### Problem details
Work through the entries below and report how many lines include "detached". The number alone is the answer.

### Entries supplied
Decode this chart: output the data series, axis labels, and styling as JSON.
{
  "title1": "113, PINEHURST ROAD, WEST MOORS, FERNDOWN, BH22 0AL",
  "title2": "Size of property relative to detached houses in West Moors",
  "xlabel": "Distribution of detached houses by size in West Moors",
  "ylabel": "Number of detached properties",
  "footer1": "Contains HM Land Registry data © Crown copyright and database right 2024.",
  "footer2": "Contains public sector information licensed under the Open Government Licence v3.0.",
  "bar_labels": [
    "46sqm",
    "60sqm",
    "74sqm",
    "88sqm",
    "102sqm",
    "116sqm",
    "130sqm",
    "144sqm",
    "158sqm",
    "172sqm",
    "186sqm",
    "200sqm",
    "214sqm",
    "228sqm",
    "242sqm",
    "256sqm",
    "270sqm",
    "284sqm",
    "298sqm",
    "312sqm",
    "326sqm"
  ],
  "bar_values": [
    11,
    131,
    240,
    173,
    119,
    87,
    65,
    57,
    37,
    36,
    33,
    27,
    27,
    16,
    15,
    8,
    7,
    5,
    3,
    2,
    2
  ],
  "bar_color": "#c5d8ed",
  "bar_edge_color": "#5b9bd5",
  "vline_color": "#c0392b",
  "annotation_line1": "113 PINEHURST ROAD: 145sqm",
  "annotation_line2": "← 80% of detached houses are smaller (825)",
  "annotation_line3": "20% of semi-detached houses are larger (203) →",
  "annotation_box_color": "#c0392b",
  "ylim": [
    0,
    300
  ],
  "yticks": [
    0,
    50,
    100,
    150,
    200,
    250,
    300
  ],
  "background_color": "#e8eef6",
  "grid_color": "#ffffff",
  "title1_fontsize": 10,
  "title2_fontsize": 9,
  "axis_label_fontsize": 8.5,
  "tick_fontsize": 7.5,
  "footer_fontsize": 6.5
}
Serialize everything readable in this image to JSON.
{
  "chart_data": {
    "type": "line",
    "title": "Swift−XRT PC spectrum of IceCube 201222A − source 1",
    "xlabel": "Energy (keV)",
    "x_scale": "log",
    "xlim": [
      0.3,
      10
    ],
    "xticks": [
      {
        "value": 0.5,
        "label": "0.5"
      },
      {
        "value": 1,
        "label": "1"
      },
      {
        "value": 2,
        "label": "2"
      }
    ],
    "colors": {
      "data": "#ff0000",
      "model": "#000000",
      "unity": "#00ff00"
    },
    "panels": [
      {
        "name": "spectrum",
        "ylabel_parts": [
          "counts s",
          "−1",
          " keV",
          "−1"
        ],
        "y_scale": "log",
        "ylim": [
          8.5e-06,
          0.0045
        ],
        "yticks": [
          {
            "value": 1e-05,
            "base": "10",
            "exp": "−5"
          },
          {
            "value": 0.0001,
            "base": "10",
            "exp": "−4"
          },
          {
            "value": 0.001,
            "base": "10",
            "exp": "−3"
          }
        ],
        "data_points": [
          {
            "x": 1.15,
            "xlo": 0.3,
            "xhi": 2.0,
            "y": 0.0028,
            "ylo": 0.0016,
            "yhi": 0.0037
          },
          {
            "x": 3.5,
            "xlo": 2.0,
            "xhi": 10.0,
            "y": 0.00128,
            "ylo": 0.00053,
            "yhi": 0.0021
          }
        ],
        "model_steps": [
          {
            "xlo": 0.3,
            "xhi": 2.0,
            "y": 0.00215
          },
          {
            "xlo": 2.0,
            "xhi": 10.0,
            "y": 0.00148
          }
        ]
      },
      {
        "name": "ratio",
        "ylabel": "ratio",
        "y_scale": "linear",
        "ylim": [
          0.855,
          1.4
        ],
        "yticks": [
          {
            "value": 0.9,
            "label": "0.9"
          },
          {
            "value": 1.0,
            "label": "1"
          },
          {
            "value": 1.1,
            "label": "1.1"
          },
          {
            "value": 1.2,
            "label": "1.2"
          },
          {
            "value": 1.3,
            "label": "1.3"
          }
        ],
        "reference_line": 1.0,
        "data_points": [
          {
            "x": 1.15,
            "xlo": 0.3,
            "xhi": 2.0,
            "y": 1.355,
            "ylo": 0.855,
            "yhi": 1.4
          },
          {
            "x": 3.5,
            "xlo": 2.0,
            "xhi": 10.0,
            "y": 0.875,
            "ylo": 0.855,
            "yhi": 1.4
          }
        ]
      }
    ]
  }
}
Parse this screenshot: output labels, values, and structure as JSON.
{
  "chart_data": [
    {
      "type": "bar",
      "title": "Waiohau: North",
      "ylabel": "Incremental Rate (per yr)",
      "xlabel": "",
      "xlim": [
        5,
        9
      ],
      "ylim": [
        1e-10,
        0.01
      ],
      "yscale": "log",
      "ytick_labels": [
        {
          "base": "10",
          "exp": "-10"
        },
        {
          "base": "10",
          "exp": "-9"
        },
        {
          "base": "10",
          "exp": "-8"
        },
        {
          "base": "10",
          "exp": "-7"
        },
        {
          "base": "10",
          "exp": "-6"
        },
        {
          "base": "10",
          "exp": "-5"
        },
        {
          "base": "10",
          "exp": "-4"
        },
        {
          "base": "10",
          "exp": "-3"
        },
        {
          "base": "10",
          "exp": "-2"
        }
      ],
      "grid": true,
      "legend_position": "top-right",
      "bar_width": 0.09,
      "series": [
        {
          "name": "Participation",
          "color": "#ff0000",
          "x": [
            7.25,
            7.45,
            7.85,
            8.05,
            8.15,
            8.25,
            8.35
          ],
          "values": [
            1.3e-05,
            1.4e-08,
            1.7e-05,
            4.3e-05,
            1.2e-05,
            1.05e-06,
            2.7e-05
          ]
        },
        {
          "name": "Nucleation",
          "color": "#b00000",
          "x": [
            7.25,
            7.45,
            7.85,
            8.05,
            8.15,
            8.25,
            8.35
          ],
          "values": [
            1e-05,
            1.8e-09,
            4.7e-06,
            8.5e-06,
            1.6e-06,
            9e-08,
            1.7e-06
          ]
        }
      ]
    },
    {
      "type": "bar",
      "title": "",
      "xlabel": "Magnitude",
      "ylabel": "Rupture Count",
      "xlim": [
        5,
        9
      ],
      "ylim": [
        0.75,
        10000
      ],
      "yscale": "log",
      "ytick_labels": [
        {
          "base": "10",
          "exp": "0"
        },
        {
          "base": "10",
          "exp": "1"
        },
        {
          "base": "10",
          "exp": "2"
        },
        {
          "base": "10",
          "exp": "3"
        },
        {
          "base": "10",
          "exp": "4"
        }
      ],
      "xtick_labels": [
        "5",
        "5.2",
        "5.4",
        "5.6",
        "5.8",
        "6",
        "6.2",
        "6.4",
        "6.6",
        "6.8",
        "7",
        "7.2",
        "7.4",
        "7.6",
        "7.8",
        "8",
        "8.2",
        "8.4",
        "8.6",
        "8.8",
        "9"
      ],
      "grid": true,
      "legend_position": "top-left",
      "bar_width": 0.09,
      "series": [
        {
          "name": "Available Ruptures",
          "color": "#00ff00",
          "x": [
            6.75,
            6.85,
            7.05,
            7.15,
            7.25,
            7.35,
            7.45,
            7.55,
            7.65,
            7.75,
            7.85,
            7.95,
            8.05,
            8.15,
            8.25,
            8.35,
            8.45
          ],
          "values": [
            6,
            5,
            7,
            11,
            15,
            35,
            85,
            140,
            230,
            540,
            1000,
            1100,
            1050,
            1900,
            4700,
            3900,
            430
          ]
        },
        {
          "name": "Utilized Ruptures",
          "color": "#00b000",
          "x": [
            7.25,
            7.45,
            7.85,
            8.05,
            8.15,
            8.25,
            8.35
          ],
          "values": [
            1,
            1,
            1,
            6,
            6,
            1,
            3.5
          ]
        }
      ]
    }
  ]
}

### Answer
5